• Extrait du document
Africa Ti l’Or, la bière blonde russe produite par le groupe Wagner à Bangui et vendue dans des bouteilles en plastique (source © Centrafrica)

Le succès commercial de la vodka russe en Centrafrique n’est pas flagrant mais cela n’a pas empêché Wagner de poursuivre l’aventure en lançant, en janvier 2023, sa propre marque de bière, l’Africa Ti l’Or. Non sans avoir au préalable inondé les réseaux sociaux et les rues de Bangui avec une campagne de dénigrement au vitriol de la bière Castel. Il faut dire que le groupe industriel est déjà fragilisé par une enquête de la justice française pour complicité de crime de guerre suite aux accusations lancées en 2021 par l’ONG The Sentry, accusant une autre de ses filiale, la sucrerie Sucaf, d’avoir versé des pots de vins à l’Unité pour la paix en Centrafrique pour pouvoir continuer sa production dans la province de la Ouaka, alors sous contrôle de ce mouvement rebelle.

On a vu alors fleurir des campagnes de communications montrant des chargeurs de kalachnikov remplis de bouteilles de bière Mocaf avec des slogans du style : « À chaque achat de Castel, tu finances la guerre et tu te tues ». Une campagne de dénigrement soigneusement orchestrée visant à déconsidérer l’industriel français pour le forcer à quitter le pays et libérer la place pour les nouveaux investisseurs russes.

Le site de stockage de la brasserie Mocaf à Bangui après l’incendie provoqué par le jet de cocktails Molotov dans la nuit du 5 au 6 mars 2023 (source © Nouvelles +)

Et pour accélérer un peu la manœuvre, Wagner n’a pas hésité à joindre le geste à la parole. Le 30 janvier, trois Russes ont tenté de pénétrer sur le site de la brasserie Mocaf avec une échelle avant d’être mis en fuite par les services de sécurité. C’est ensuite un drone qui a survolé longuement le site puis, dans la nuit du 5 au 6 mars 2023, les caméras de surveillance de la brasserie ont filmé quatre individus masqués et armés de kalachnikov, lançant des cocktails Molotov qui ont provoqué un début d’incendie de l’usine. Nombre d’indices convergent pour incriminer les mercenaires du groupe Wagner dans cet incendie volontaire, aggravant encore la tension déjà très forte entre Français et Russes dans ce pays en proie à la guerre civile depuis 2004 et dont le pouvoir central ne contrôle plus qu’une partie du territoire. La France y a été pourtant durablement implantée depuis la fin du XIXe siècle, organisant administrativement le territoire à partir de 1905 sous le nom d’Oubangui-Chari. Devenu indépendant en 1960, le pays se confronte dès 1965 au coup d’État de Jean-Bedel Bokassa qui se fait couronner empereur en 1977 avant d’être renversé en 1979 par une opération militaire française.

• Données fournies
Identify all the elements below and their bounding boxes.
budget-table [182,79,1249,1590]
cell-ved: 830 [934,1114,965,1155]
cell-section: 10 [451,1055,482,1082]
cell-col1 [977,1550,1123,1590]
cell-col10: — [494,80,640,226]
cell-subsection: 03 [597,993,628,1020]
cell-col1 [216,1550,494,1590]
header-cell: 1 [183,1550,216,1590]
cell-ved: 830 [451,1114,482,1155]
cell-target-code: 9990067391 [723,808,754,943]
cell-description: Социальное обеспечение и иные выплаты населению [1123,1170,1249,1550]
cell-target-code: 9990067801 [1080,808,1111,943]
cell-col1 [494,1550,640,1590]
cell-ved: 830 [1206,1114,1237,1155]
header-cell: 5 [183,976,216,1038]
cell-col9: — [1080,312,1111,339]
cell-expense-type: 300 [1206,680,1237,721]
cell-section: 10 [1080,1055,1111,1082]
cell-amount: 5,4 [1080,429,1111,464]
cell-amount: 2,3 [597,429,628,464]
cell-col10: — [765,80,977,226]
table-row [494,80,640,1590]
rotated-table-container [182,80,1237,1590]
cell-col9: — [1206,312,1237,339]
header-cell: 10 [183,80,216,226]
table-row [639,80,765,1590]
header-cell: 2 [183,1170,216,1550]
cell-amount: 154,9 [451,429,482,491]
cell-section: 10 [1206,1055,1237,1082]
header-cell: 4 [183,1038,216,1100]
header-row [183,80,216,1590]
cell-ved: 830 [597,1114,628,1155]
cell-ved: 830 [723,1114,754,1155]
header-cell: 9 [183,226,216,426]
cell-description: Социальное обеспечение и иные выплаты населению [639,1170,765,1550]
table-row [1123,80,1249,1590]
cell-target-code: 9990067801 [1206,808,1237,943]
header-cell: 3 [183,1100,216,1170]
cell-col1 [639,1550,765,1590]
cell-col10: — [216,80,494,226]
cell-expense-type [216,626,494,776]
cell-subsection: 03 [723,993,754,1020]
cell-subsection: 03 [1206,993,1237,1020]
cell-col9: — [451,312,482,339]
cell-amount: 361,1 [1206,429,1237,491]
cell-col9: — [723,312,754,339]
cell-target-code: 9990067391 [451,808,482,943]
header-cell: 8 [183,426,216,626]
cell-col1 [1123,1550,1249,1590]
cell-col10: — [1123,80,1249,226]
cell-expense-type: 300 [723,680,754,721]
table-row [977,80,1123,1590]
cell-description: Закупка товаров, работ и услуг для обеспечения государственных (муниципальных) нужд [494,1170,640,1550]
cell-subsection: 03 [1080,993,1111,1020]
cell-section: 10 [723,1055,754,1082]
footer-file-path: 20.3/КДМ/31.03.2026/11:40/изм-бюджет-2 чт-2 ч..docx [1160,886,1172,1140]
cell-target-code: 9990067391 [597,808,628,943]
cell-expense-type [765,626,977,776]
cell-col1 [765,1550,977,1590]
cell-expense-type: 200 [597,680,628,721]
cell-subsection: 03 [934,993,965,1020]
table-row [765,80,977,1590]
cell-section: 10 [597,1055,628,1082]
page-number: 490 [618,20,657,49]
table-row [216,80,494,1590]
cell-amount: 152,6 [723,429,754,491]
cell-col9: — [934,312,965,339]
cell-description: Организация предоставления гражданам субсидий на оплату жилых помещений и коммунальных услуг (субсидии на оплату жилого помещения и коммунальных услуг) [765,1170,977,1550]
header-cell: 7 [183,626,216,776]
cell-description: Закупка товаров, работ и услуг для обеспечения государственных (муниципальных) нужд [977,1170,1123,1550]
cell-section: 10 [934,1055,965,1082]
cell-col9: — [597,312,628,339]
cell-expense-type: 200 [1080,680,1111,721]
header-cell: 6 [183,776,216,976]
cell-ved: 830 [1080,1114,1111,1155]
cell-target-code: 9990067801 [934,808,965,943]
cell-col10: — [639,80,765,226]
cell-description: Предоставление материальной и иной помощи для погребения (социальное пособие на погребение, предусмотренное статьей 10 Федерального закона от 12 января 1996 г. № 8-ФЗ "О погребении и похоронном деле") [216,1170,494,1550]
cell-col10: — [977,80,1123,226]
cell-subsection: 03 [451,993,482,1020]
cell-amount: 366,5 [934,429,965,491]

• Les consignes
**A)** Répondez à ces questions d'après l'extrait sur la bière de Wagner en Centrafrique :
(i) En quel mois et en quelle année Wagner a-t-il lancé la marque Africa Ti l'Or ?
(ii) Avec quel objet trois Russes ont-ils tenté de pénétrer sur le site de la brasserie Mocaf le 30 janvier ?
(iii) Sous quel nom la France a-t-elle organisé administrativement le territoire à partir de 1905 ?
**B)** Prolongez l'extrait sur la bière de Wagner en Centrafrique à partir de sa dernière phrase.

• Réponses attendues
**A)**
(i) En janvier 2023.
(ii) Avec une échelle.
(iii) Sous le nom d'Oubangui-Chari.

**B)**
Jean-Bedel Bokassa auto-proclamé empereur de Centrafrique  le 4 décembre 1977 (photo © Pierre Guillaud / AFP / RFI)

De nouveaux coups d’État militaires se succèdent en 1981 puis en 2003, permettant au général François Bozizé d’accéder au pouvoir mais l’élection de ce dernier à la Présidence de la République en 2005 déclenche une première guerre civile jusqu’en 2007, puis une seconde à partir de 2012 qui se termine par la prise de Bangui en mars 2013 par des groupes rebelles de la coalition Seleka. Face au chaos qui s’ensuit, l’ONU vote une résolution autorisant l’envoi de soldats français pour rétablir le calme, dans le cadre de l’opération Sangaris qui comptera jusqu’à 1600 hommes.

L’élection présidentielle de janvier 2016 permet au nouveau président élu, Faustin-Archange Touadéra, de lancer un ambitieux programme de réconciliation nationale qui débouche en février 2019 sur la signature d’un accord de paix avec les 14 principaux groupes armés rebelles. Mais la situation reste très chaotique et les exactions se poursuivent, la capitale étant directement menacée fin 2020 par les attaques de la Coalition des patriotes pour le changement, que l’armée finit par repousser avec l’aide des soldats russes, dont les mercenaires du groupe Wagner.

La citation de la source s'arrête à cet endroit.